▶ YOUR OBJECTIVE
Reproduce the entries word for word, and omit any picture you find in them.

▶ EXERCISE MATERIALS
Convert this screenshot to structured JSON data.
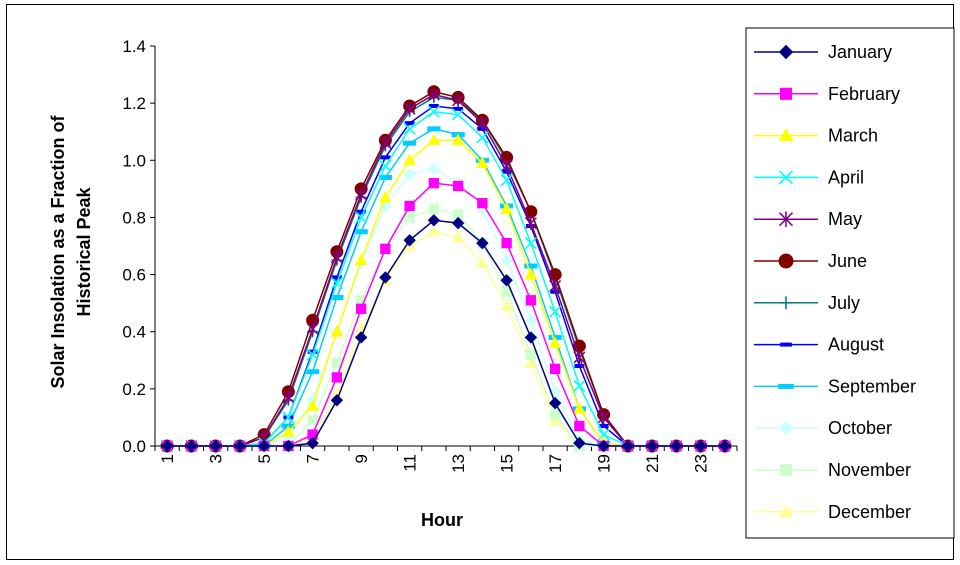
{
  "chart_data": {
    "type": "line",
    "title": "",
    "xlabel": "Hour",
    "ylabel_lines": [
      "Solar Insolation as a Fraction of",
      "Historical Peak"
    ],
    "ylim": [
      0,
      1.4
    ],
    "y_ticks": [
      "0.0",
      "0.2",
      "0.4",
      "0.6",
      "0.8",
      "1.0",
      "1.2",
      "1.4"
    ],
    "x": [
      1,
      2,
      3,
      4,
      5,
      6,
      7,
      8,
      9,
      10,
      11,
      12,
      13,
      14,
      15,
      16,
      17,
      18,
      19,
      20,
      21,
      22,
      23,
      24
    ],
    "x_tick_labels": [
      "1",
      "3",
      "5",
      "7",
      "9",
      "11",
      "13",
      "15",
      "17",
      "19",
      "21",
      "23"
    ],
    "grid": false,
    "legend_position": "right",
    "series": [
      {
        "name": "January",
        "color": "#000080",
        "marker": "diamond",
        "values": [
          0,
          0,
          0,
          0,
          0,
          0,
          0.01,
          0.16,
          0.38,
          0.59,
          0.72,
          0.79,
          0.78,
          0.71,
          0.58,
          0.38,
          0.15,
          0.01,
          0,
          0,
          0,
          0,
          0,
          0
        ]
      },
      {
        "name": "February",
        "color": "#FF00FF",
        "marker": "square",
        "values": [
          0,
          0,
          0,
          0,
          0,
          0,
          0.04,
          0.24,
          0.48,
          0.69,
          0.84,
          0.92,
          0.91,
          0.85,
          0.71,
          0.51,
          0.27,
          0.07,
          0,
          0,
          0,
          0,
          0,
          0
        ]
      },
      {
        "name": "March",
        "color": "#FFFF00",
        "marker": "triangle",
        "values": [
          0,
          0,
          0,
          0,
          0,
          0.05,
          0.14,
          0.4,
          0.65,
          0.87,
          1.0,
          1.07,
          1.07,
          0.99,
          0.83,
          0.6,
          0.36,
          0.13,
          0.01,
          0,
          0,
          0,
          0,
          0
        ]
      },
      {
        "name": "April",
        "color": "#00FFFF",
        "marker": "x",
        "values": [
          0,
          0,
          0,
          0,
          0.01,
          0.1,
          0.32,
          0.57,
          0.8,
          0.98,
          1.11,
          1.17,
          1.16,
          1.08,
          0.93,
          0.71,
          0.47,
          0.21,
          0.04,
          0,
          0,
          0,
          0,
          0
        ]
      },
      {
        "name": "May",
        "color": "#800080",
        "marker": "star",
        "values": [
          0,
          0,
          0,
          0,
          0.03,
          0.17,
          0.41,
          0.66,
          0.88,
          1.06,
          1.18,
          1.23,
          1.21,
          1.13,
          0.98,
          0.78,
          0.56,
          0.31,
          0.1,
          0,
          0,
          0,
          0,
          0
        ]
      },
      {
        "name": "June",
        "color": "#800000",
        "marker": "circle",
        "values": [
          0,
          0,
          0,
          0,
          0.04,
          0.19,
          0.44,
          0.68,
          0.9,
          1.07,
          1.19,
          1.24,
          1.22,
          1.14,
          1.01,
          0.82,
          0.6,
          0.35,
          0.11,
          0,
          0,
          0,
          0,
          0
        ]
      },
      {
        "name": "July",
        "color": "#008080",
        "marker": "plus",
        "values": [
          0,
          0,
          0,
          0,
          0.03,
          0.16,
          0.4,
          0.65,
          0.87,
          1.05,
          1.17,
          1.22,
          1.21,
          1.14,
          1.0,
          0.82,
          0.59,
          0.34,
          0.11,
          0,
          0,
          0,
          0,
          0
        ]
      },
      {
        "name": "August",
        "color": "#0000FF",
        "marker": "dash",
        "values": [
          0,
          0,
          0,
          0,
          0.01,
          0.1,
          0.33,
          0.59,
          0.82,
          1.01,
          1.13,
          1.19,
          1.18,
          1.11,
          0.96,
          0.77,
          0.54,
          0.28,
          0.07,
          0,
          0,
          0,
          0,
          0
        ]
      },
      {
        "name": "September",
        "color": "#00CCFF",
        "marker": "dash-wide",
        "values": [
          0,
          0,
          0,
          0,
          0,
          0.07,
          0.26,
          0.52,
          0.75,
          0.94,
          1.06,
          1.11,
          1.09,
          1.0,
          0.84,
          0.63,
          0.38,
          0.13,
          0.01,
          0,
          0,
          0,
          0,
          0
        ]
      },
      {
        "name": "October",
        "color": "#CCFFFF",
        "marker": "diamond",
        "values": [
          0,
          0,
          0,
          0,
          0,
          0.03,
          0.16,
          0.4,
          0.64,
          0.84,
          0.95,
          0.97,
          0.92,
          0.83,
          0.65,
          0.44,
          0.19,
          0.02,
          0,
          0,
          0,
          0,
          0,
          0
        ]
      },
      {
        "name": "November",
        "color": "#CCFFCC",
        "marker": "square",
        "values": [
          0,
          0,
          0,
          0,
          0,
          0,
          0.09,
          0.29,
          0.51,
          0.69,
          0.8,
          0.83,
          0.81,
          0.71,
          0.54,
          0.32,
          0.11,
          0,
          0,
          0,
          0,
          0,
          0,
          0
        ]
      },
      {
        "name": "December",
        "color": "#FFFF99",
        "marker": "triangle",
        "values": [
          0,
          0,
          0,
          0,
          0,
          0,
          0.03,
          0.18,
          0.41,
          0.58,
          0.7,
          0.75,
          0.73,
          0.64,
          0.49,
          0.29,
          0.09,
          0,
          0,
          0,
          0,
          0,
          0,
          0
        ]
      }
    ]
  }
}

▶ OUTPUT OF THE EXERCISE
Convert this screenshot to structured JSON data.
{
  "chart_data": {
    "type": "line",
    "title": "",
    "xlabel": "Hour",
    "ylabel_lines": [
      "Solar Insolation as a Fraction of",
      "Historical Peak"
    ],
    "ylim": [
      0,
      1.4
    ],
    "y_ticks": [
      "0.0",
      "0.2",
      "0.4",
      "0.6",
      "0.8",
      "1.0",
      "1.2",
      "1.4"
    ],
    "x": [
      1,
      2,
      3,
      4,
      5,
      6,
      7,
      8,
      9,
      10,
      11,
      12,
      13,
      14,
      15,
      16,
      17,
      18,
      19,
      20,
      21,
      22,
      23,
      24
    ],
    "x_tick_labels": [
      "1",
      "3",
      "5",
      "7",
      "9",
      "11",
      "13",
      "15",
      "17",
      "19",
      "21",
      "23"
    ],
    "grid": false,
    "legend_position": "right",
    "series": [
      {
        "name": "January",
        "color": "#000080",
        "marker": "diamond",
        "values": [
          0,
          0,
          0,
          0,
          0,
          0,
          0.01,
          0.16,
          0.38,
          0.59,
          0.72,
          0.79,
          0.78,
          0.71,
          0.58,
          0.38,
          0.15,
          0.01,
          0,
          0,
          0,
          0,
          0,
          0
        ]
      },
      {
        "name": "February",
        "color": "#FF00FF",
        "marker": "square",
        "values": [
          0,
          0,
          0,
          0,
          0,
          0,
          0.04,
          0.24,
          0.48,
          0.69,
          0.84,
          0.92,
          0.91,
          0.85,
          0.71,
          0.51,
          0.27,
          0.07,
          0,
          0,
          0,
          0,
          0,
          0
        ]
      },
      {
        "name": "March",
        "color": "#FFFF00",
        "marker": "triangle",
        "values": [
          0,
          0,
          0,
          0,
          0,
          0.05,
          0.14,
          0.4,
          0.65,
          0.87,
          1.0,
          1.07,
          1.07,
          0.99,
          0.83,
          0.6,
          0.36,
          0.13,
          0.01,
          0,
          0,
          0,
          0,
          0
        ]
      },
      {
        "name": "April",
        "color": "#00FFFF",
        "marker": "x",
        "values": [
          0,
          0,
          0,
          0,
          0.01,
          0.1,
          0.32,
          0.57,
          0.8,
          0.98,
          1.11,
          1.17,
          1.16,
          1.08,
          0.93,
          0.71,
          0.47,
          0.21,
          0.04,
          0,
          0,
          0,
          0,
          0
        ]
      },
      {
        "name": "May",
        "color": "#800080",
        "marker": "star",
        "values": [
          0,
          0,
          0,
          0,
          0.03,
          0.17,
          0.41,
          0.66,
          0.88,
          1.06,
          1.18,
          1.23,
          1.21,
          1.13,
          0.98,
          0.78,
          0.56,
          0.31,
          0.1,
          0,
          0,
          0,
          0,
          0
        ]
      },
      {
        "name": "June",
        "color": "#800000",
        "marker": "circle",
        "values": [
          0,
          0,
          0,
          0,
          0.04,
          0.19,
          0.44,
          0.68,
          0.9,
          1.07,
          1.19,
          1.24,
          1.22,
          1.14,
          1.01,
          0.82,
          0.6,
          0.35,
          0.11,
          0,
          0,
          0,
          0,
          0
        ]
      },
      {
        "name": "July",
        "color": "#008080",
        "marker": "plus",
        "values": [
          0,
          0,
          0,
          0,
          0.03,
          0.16,
          0.4,
          0.65,
          0.87,
          1.05,
          1.17,
          1.22,
          1.21,
          1.14,
          1.0,
          0.82,
          0.59,
          0.34,
          0.11,
          0,
          0,
          0,
          0,
          0
        ]
      },
      {
        "name": "August",
        "color": "#0000FF",
        "marker": "dash",
        "values": [
          0,
          0,
          0,
          0,
          0.01,
          0.1,
          0.33,
          0.59,
          0.82,
          1.01,
          1.13,
          1.19,
          1.18,
          1.11,
          0.96,
          0.77,
          0.54,
          0.28,
          0.07,
          0,
          0,
          0,
          0,
          0
        ]
      },
      {
        "name": "September",
        "color": "#00CCFF",
        "marker": "dash-wide",
        "values": [
          0,
          0,
          0,
          0,
          0,
          0.07,
          0.26,
          0.52,
          0.75,
          0.94,
          1.06,
          1.11,
          1.09,
          1.0,
          0.84,
          0.63,
          0.38,
          0.13,
          0.01,
          0,
          0,
          0,
          0,
          0
        ]
      },
      {
        "name": "October",
        "color": "#CCFFFF",
        "marker": "diamond",
        "values": [
          0,
          0,
          0,
          0,
          0,
          0.03,
          0.16,
          0.4,
          0.64,
          0.84,
          0.95,
          0.97,
          0.92,
          0.83,
          0.65,
          0.44,
          0.19,
          0.02,
          0,
          0,
          0,
          0,
          0,
          0
        ]
      },
      {
        "name": "November",
        "color": "#CCFFCC",
        "marker": "square",
        "values": [
          0,
          0,
          0,
          0,
          0,
          0,
          0.09,
          0.29,
          0.51,
          0.69,
          0.8,
          0.83,
          0.81,
          0.71,
          0.54,
          0.32,
          0.11,
          0,
          0,
          0,
          0,
          0,
          0,
          0
        ]
      },
      {
        "name": "December",
        "color": "#FFFF99",
        "marker": "triangle",
        "values": [
          0,
          0,
          0,
          0,
          0,
          0,
          0.03,
          0.18,
          0.41,
          0.58,
          0.7,
          0.75,
          0.73,
          0.64,
          0.49,
          0.29,
          0.09,
          0,
          0,
          0,
          0,
          0,
          0,
          0
        ]
      }
    ]
  }
}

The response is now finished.